> Task objective
Find the lines below that contain the word "marker" and count them. Only the number should be given.

> Dataset entries on figures
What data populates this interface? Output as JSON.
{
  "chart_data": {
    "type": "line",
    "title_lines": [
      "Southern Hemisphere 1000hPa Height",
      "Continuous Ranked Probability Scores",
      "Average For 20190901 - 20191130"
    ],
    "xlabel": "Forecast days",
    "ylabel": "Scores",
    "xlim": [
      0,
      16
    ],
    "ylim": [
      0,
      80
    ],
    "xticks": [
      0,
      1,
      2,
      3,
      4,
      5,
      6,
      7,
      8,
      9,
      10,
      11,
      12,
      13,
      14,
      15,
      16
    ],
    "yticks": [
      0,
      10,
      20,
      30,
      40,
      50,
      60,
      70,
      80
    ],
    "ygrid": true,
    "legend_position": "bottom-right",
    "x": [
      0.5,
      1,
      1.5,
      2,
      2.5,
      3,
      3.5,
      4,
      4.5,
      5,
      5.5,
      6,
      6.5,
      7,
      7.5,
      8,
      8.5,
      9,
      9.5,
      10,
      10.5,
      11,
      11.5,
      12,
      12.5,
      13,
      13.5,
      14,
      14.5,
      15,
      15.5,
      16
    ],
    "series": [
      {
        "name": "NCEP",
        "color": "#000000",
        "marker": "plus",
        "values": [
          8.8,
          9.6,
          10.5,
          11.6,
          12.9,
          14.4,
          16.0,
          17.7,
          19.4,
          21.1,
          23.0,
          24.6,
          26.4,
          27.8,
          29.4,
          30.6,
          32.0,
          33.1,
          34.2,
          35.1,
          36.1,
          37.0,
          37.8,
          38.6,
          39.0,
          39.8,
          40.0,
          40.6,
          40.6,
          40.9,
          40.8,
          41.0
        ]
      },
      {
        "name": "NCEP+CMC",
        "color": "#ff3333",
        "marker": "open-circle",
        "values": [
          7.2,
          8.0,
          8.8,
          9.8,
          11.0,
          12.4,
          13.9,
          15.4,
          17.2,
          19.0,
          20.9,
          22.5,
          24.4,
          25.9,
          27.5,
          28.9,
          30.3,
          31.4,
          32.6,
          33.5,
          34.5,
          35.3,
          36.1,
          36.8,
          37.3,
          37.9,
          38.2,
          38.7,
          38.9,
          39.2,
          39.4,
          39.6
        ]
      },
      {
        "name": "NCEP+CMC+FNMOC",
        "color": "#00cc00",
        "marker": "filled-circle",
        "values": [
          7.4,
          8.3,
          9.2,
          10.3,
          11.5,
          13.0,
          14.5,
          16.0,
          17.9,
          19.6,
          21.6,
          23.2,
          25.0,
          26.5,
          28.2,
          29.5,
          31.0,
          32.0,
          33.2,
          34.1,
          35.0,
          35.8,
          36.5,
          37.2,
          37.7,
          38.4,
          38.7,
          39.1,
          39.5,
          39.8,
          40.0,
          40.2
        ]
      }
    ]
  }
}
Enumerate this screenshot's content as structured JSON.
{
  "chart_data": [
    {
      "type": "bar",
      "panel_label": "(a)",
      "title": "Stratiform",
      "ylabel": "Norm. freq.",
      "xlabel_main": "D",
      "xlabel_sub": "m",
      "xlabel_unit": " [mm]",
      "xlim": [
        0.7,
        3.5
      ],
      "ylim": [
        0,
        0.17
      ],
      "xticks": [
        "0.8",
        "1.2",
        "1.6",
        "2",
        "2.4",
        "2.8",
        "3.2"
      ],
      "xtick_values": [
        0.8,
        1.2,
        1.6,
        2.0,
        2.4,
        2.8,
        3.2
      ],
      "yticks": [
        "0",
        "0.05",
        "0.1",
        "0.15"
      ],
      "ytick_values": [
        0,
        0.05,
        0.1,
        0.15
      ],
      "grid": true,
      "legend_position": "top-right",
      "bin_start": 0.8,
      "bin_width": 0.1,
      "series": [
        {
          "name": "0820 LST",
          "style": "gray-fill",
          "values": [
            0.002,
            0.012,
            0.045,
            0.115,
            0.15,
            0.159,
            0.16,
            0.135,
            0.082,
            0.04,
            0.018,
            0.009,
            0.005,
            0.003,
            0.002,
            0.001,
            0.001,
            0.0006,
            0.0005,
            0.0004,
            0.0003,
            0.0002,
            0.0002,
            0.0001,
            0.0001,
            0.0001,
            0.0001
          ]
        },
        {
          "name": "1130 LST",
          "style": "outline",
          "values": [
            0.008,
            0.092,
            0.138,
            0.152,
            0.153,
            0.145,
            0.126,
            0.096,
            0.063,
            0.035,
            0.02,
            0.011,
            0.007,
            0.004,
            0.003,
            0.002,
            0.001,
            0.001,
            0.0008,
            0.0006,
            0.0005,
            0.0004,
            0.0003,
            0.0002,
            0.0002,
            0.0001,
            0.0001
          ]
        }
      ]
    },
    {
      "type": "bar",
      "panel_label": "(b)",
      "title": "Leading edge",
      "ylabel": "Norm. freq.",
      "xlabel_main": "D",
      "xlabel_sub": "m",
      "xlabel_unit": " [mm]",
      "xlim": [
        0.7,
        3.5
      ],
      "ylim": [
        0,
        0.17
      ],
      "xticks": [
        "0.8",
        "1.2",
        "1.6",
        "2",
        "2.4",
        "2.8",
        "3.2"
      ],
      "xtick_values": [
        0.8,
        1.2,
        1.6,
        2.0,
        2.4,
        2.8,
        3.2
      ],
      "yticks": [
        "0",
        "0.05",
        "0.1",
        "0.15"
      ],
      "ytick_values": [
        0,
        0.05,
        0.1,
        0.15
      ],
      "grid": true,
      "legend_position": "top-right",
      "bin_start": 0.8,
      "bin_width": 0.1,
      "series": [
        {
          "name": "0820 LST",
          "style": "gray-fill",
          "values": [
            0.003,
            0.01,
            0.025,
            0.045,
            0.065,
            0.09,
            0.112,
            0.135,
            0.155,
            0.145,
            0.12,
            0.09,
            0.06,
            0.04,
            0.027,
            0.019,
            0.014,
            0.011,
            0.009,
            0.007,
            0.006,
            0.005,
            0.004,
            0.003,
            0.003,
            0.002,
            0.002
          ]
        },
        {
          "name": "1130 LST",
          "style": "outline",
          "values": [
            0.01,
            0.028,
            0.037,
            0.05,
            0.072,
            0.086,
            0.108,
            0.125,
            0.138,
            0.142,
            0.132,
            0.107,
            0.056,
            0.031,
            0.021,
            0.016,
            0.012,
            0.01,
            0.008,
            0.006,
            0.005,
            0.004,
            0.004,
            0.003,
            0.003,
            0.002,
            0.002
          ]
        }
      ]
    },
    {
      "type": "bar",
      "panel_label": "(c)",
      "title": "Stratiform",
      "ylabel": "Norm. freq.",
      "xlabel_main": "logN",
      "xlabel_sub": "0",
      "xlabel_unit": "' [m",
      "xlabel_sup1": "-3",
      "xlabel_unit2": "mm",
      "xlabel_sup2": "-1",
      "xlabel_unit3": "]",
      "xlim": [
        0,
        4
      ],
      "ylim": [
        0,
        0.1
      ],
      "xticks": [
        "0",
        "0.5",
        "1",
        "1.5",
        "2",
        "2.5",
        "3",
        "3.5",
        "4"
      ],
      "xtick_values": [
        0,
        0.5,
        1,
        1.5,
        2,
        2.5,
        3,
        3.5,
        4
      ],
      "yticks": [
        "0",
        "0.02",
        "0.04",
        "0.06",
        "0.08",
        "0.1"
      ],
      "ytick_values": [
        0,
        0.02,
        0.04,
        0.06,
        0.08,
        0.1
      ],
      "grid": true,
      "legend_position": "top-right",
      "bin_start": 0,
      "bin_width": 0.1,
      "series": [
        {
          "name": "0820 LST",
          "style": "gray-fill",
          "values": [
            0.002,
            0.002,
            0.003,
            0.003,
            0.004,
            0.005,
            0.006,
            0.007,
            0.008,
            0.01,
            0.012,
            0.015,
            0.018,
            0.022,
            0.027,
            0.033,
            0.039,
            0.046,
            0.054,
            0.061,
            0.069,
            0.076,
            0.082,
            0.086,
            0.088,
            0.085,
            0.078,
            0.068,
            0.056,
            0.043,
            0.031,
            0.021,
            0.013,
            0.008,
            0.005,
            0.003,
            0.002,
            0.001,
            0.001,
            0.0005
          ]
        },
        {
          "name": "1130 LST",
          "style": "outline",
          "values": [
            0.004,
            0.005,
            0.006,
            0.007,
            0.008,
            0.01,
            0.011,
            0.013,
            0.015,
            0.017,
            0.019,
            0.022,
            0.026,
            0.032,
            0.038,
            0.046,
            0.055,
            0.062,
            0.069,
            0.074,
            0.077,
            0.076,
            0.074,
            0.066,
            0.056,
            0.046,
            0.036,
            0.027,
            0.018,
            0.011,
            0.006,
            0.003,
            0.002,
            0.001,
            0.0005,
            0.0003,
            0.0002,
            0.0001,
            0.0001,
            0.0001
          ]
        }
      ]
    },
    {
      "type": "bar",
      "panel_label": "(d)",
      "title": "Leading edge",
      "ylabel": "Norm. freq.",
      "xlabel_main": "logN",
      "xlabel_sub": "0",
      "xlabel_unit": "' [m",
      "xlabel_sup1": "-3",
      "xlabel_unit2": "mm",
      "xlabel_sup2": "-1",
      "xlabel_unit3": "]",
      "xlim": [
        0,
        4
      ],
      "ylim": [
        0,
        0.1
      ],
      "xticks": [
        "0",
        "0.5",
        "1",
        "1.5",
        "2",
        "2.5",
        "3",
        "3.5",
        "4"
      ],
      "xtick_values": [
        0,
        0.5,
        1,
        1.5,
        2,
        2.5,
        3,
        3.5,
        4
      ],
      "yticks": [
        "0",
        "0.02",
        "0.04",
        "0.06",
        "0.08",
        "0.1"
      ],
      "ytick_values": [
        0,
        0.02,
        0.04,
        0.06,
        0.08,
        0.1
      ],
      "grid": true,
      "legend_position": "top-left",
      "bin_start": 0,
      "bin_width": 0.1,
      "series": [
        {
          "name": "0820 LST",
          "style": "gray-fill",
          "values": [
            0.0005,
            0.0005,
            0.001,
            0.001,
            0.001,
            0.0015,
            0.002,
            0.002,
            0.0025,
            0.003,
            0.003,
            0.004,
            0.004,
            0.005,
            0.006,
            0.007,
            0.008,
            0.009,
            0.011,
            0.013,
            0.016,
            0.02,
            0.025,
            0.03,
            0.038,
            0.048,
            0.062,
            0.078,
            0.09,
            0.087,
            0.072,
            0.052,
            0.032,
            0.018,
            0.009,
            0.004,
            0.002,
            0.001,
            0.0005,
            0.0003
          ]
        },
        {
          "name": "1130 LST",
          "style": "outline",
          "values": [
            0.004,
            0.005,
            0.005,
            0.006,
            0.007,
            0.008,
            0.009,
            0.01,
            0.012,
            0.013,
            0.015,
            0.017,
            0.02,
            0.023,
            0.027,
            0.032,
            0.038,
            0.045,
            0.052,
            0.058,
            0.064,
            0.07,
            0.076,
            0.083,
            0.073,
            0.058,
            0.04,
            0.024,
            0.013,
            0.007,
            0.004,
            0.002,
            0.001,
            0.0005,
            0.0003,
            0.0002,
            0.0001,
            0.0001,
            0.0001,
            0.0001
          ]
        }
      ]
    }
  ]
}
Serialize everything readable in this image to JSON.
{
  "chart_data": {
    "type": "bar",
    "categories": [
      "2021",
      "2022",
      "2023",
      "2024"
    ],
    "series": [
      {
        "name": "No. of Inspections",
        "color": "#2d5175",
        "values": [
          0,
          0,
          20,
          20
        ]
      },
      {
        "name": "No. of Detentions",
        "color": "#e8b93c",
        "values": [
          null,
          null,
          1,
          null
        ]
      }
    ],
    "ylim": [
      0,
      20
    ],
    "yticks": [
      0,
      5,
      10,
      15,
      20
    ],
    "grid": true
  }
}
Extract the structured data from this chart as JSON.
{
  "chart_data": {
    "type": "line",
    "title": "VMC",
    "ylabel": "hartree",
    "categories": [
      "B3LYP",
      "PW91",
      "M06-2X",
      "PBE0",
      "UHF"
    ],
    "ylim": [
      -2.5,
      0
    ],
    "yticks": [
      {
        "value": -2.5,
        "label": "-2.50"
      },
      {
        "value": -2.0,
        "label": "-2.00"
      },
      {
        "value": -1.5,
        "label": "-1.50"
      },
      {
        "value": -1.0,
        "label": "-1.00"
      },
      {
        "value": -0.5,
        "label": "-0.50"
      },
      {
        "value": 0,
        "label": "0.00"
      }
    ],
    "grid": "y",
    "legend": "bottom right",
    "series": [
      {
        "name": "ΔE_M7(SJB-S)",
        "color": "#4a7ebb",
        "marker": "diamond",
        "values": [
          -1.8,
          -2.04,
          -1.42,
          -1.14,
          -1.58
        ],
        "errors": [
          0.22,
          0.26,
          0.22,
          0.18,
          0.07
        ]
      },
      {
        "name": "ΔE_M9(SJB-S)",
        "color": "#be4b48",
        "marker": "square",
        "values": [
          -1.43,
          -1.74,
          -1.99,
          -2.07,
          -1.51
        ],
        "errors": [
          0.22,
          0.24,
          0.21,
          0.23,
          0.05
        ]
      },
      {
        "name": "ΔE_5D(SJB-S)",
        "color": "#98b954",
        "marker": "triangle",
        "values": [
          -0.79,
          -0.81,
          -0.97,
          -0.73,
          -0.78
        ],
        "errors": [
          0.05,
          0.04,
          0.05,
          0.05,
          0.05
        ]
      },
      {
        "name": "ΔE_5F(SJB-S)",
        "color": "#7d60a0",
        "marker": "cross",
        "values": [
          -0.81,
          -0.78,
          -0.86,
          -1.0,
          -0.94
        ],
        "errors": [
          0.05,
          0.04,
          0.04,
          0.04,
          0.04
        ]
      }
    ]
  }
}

> Exercise answer
7